**The exercise**
State the number of lines that include the string "name", and write nothing else.

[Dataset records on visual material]
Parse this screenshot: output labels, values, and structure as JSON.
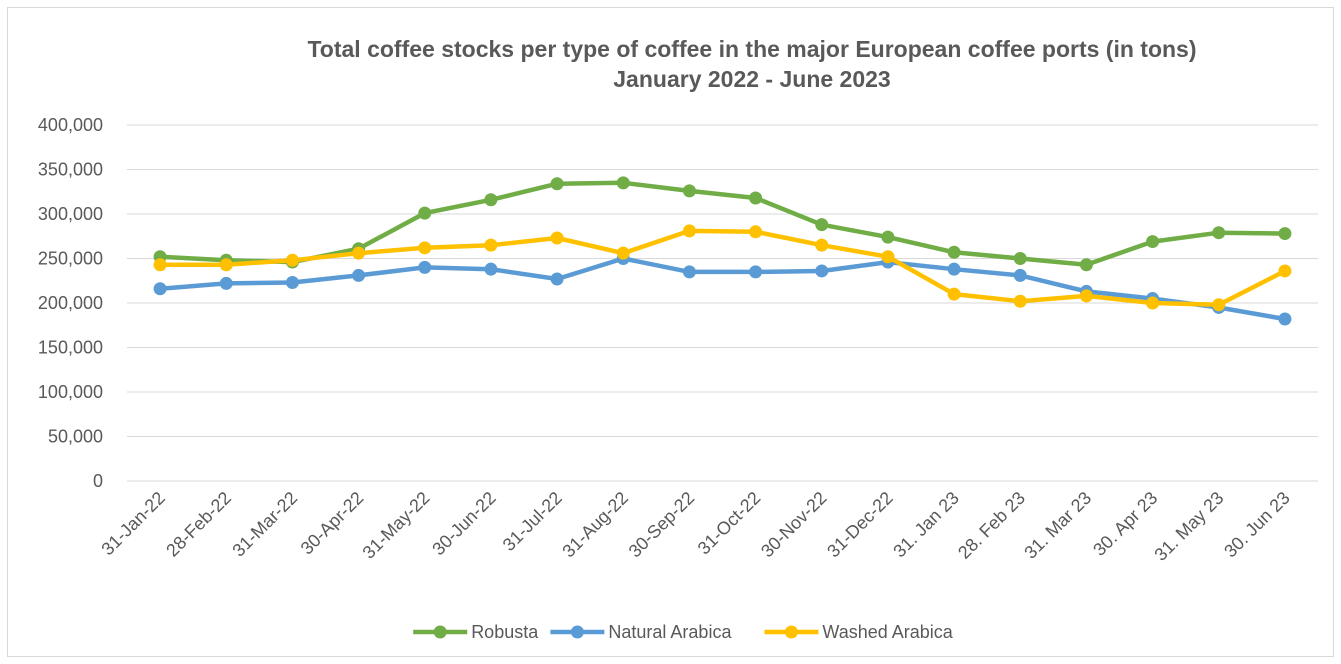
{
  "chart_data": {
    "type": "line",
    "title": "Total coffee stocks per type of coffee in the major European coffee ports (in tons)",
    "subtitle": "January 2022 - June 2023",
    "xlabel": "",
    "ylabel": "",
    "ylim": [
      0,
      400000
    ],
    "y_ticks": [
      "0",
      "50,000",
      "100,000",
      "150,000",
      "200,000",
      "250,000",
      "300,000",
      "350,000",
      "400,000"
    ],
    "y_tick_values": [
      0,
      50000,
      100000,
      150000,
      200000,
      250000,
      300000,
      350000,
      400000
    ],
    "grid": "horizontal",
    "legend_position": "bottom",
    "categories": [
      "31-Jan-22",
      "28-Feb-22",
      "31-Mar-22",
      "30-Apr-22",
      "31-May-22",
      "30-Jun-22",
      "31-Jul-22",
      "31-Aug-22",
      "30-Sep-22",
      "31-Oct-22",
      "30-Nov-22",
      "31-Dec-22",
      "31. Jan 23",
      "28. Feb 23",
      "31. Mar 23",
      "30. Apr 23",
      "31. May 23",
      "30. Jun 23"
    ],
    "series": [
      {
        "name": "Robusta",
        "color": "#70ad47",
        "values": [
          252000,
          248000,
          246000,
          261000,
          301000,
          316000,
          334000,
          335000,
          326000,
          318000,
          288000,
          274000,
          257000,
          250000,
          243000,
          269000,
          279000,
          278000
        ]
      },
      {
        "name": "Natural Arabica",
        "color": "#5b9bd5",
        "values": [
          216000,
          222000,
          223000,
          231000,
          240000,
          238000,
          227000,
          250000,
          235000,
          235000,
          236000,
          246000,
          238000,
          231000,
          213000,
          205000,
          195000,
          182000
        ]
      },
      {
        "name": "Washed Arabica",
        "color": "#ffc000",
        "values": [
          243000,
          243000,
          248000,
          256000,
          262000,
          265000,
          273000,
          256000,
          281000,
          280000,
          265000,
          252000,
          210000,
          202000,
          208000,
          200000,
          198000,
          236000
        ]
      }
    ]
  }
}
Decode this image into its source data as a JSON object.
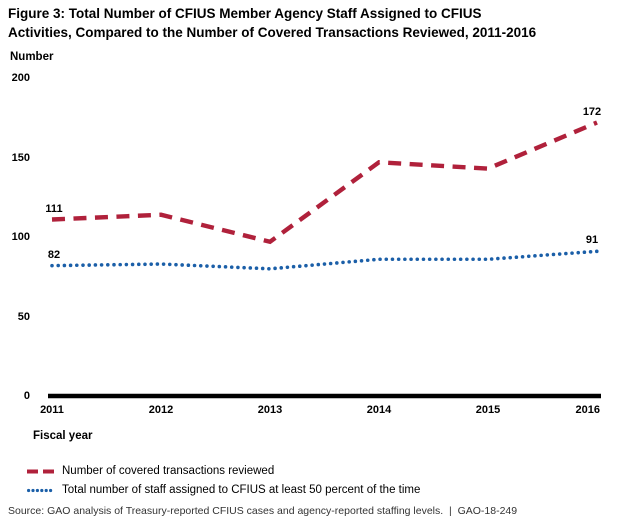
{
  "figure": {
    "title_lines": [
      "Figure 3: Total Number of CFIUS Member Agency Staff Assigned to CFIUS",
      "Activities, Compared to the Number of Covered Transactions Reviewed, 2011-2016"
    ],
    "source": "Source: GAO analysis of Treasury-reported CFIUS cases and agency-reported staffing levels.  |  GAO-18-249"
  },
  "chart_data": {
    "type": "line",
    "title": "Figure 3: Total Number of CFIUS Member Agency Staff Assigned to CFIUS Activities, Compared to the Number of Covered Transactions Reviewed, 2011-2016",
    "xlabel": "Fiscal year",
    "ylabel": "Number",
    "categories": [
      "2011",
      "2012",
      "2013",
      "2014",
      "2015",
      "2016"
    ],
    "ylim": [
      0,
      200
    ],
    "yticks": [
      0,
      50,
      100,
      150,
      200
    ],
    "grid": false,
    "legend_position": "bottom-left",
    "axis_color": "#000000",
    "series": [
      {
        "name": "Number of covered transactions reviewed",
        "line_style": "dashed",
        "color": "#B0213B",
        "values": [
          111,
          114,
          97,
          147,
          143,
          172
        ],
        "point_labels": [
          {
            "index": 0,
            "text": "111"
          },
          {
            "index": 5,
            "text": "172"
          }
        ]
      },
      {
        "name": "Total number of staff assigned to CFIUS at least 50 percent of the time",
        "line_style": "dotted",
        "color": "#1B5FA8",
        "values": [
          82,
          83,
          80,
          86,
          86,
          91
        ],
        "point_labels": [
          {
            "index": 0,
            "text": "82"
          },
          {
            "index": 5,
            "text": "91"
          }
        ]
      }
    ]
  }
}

**Exercise result**
5